What you will do » Comb the records below for the string "CYBINKA" and copy each line where it turns up.

───── Available records

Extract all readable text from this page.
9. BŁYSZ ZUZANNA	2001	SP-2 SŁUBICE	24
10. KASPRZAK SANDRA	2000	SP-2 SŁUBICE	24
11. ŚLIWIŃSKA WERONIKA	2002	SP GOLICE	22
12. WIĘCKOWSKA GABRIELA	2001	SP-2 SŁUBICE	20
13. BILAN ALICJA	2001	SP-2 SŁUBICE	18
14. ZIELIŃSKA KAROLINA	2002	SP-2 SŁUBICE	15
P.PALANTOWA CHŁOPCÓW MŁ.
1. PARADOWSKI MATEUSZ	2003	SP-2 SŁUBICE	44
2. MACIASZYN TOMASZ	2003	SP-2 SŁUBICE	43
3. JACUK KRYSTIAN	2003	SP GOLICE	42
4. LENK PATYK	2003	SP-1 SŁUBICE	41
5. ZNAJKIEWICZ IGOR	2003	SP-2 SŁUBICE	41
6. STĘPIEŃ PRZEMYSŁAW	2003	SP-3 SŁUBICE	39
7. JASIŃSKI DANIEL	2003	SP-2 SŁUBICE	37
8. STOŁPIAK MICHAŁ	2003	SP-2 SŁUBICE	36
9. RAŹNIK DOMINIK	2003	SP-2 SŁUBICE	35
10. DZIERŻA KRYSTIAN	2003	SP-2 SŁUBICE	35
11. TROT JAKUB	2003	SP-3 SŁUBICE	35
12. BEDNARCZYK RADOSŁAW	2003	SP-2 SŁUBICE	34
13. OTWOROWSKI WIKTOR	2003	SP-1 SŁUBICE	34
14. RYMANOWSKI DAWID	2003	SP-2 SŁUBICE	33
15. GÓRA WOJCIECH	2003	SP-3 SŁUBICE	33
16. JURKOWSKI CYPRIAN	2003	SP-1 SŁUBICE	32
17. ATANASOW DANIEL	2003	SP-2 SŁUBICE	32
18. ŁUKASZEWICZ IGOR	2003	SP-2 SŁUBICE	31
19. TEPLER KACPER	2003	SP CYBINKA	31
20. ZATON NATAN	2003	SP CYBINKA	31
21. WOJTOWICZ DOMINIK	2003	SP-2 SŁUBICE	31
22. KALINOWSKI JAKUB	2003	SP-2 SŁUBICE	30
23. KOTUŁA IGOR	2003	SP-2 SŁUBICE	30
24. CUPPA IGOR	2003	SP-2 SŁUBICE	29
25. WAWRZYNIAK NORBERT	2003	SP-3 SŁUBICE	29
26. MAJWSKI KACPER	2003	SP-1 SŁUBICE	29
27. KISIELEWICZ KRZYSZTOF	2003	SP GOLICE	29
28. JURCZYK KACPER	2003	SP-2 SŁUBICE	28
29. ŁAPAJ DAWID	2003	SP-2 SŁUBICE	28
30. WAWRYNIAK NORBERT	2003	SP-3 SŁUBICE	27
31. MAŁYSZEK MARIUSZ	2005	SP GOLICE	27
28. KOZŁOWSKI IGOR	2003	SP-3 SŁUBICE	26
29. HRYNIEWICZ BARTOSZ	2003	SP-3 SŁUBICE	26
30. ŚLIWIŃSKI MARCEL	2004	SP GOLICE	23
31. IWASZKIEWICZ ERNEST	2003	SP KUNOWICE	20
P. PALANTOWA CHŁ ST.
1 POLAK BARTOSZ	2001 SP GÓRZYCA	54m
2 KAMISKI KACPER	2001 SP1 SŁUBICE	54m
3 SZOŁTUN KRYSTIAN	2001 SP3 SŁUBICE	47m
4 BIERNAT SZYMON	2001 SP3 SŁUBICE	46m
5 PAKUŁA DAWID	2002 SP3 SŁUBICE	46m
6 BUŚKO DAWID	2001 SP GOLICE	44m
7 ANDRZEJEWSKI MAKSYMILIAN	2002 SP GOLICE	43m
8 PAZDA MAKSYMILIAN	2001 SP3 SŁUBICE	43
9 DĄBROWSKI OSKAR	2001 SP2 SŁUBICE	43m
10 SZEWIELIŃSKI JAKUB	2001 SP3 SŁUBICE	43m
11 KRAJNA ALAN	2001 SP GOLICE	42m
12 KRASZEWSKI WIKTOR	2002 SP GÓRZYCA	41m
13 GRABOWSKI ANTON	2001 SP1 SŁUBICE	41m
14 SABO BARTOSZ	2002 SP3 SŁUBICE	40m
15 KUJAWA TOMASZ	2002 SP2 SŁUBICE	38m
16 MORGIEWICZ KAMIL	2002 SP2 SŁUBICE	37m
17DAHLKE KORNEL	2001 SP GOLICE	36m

──────────

Response to the exercise »
19. TEPLER KACPER	2003	SP CYBINKA	31
20. ZATON NATAN	2003	SP CYBINKA	31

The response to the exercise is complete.